*EXERCISE REQUIREMENTS*:
Write out each line that follows exactly as it stands, without the pictures.

*DATA ENTRIES*:

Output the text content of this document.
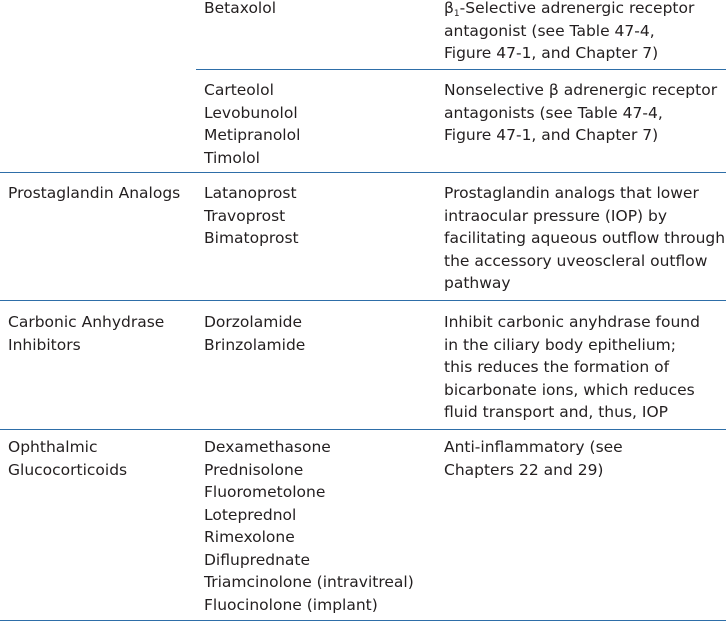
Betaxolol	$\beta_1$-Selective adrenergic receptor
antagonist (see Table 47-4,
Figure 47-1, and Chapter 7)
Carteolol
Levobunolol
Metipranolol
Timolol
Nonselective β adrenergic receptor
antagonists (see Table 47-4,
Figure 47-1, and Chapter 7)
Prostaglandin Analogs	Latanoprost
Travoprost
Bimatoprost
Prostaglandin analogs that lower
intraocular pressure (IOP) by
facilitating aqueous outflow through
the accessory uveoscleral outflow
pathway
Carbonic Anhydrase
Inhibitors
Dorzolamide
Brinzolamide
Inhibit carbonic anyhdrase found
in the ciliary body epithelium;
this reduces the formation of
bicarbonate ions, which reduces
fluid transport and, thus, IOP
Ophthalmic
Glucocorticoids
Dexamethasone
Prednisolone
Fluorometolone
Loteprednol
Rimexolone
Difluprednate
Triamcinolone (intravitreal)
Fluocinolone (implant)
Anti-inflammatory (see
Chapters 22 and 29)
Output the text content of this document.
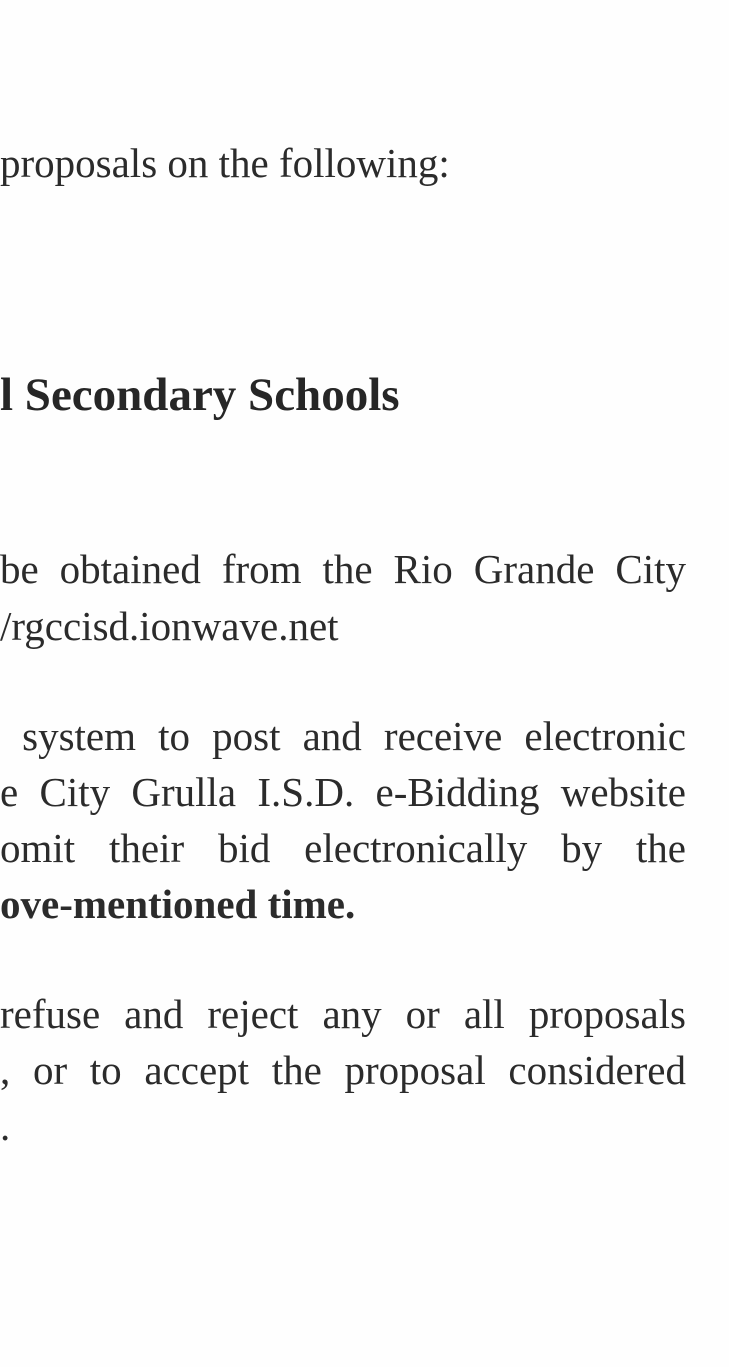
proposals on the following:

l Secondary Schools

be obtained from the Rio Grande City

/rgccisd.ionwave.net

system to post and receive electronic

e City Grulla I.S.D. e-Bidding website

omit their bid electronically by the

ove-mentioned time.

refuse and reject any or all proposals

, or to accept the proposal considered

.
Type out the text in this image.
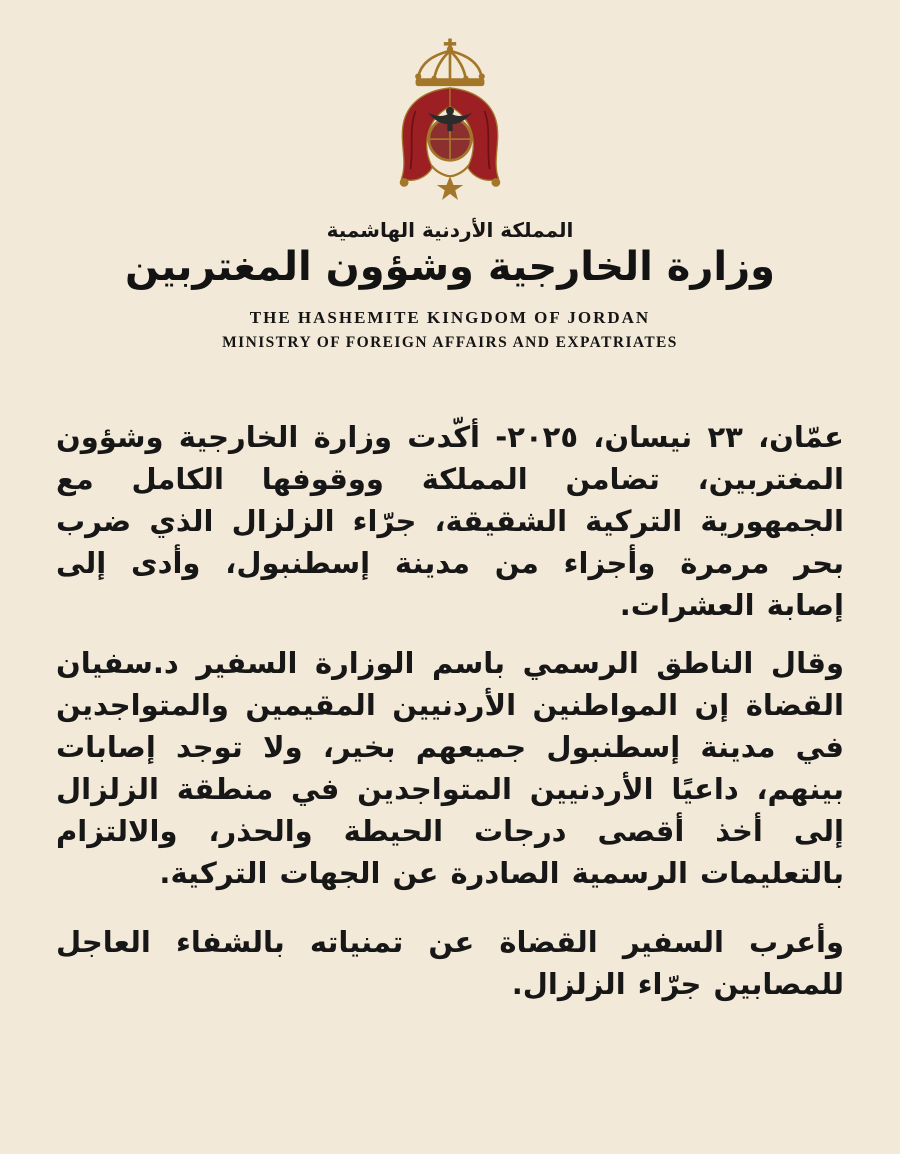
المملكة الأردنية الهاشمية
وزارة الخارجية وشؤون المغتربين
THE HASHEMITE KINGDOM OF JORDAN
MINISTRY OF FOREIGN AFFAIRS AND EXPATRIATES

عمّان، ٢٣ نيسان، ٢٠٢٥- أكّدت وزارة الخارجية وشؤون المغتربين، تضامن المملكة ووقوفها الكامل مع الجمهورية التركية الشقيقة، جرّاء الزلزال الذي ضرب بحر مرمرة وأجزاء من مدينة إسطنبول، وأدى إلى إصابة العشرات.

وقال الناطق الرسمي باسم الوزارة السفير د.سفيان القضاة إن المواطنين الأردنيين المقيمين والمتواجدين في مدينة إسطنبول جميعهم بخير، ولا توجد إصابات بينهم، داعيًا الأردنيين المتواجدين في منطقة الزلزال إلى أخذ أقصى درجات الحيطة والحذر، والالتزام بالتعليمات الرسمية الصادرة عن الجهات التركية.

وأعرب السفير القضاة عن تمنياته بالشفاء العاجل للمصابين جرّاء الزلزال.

*SOLVED PROBLEM*:
Output the text content of this document.
Betaxolol	$\beta_1$-Selective adrenergic receptor
antagonist (see Table 47-4,
Figure 47-1, and Chapter 7)
Carteolol
Levobunolol
Metipranolol
Timolol
Nonselective β adrenergic receptor
antagonists (see Table 47-4,
Figure 47-1, and Chapter 7)
Prostaglandin Analogs	Latanoprost
Travoprost
Bimatoprost
Prostaglandin analogs that lower
intraocular pressure (IOP) by
facilitating aqueous outflow through
the accessory uveoscleral outflow
pathway
Carbonic Anhydrase
Inhibitors
Dorzolamide
Brinzolamide
Inhibit carbonic anyhdrase found
in the ciliary body epithelium;
this reduces the formation of
bicarbonate ions, which reduces
fluid transport and, thus, IOP
Ophthalmic
Glucocorticoids
Dexamethasone
Prednisolone
Fluorometolone
Loteprednol
Rimexolone
Difluprednate
Triamcinolone (intravitreal)
Fluocinolone (implant)
Anti-inflammatory (see
Chapters 22 and 29)
Output the text content of this document.
proposals on the following:

l Secondary Schools

be obtained from the Rio Grande City

/rgccisd.ionwave.net

system to post and receive electronic

e City Grulla I.S.D. e-Bidding website

omit their bid electronically by the

ove-mentioned time.

refuse and reject any or all proposals

, or to accept the proposal considered

.
Type out the text in this image.
المملكة الأردنية الهاشمية
وزارة الخارجية وشؤون المغتربين
THE HASHEMITE KINGDOM OF JORDAN
MINISTRY OF FOREIGN AFFAIRS AND EXPATRIATES

عمّان، ٢٣ نيسان، ٢٠٢٥- أكّدت وزارة الخارجية وشؤون المغتربين، تضامن المملكة ووقوفها الكامل مع الجمهورية التركية الشقيقة، جرّاء الزلزال الذي ضرب بحر مرمرة وأجزاء من مدينة إسطنبول، وأدى إلى إصابة العشرات.

وقال الناطق الرسمي باسم الوزارة السفير د.سفيان القضاة إن المواطنين الأردنيين المقيمين والمتواجدين في مدينة إسطنبول جميعهم بخير، ولا توجد إصابات بينهم، داعيًا الأردنيين المتواجدين في منطقة الزلزال إلى أخذ أقصى درجات الحيطة والحذر، والالتزام بالتعليمات الرسمية الصادرة عن الجهات التركية.

وأعرب السفير القضاة عن تمنياته بالشفاء العاجل للمصابين جرّاء الزلزال.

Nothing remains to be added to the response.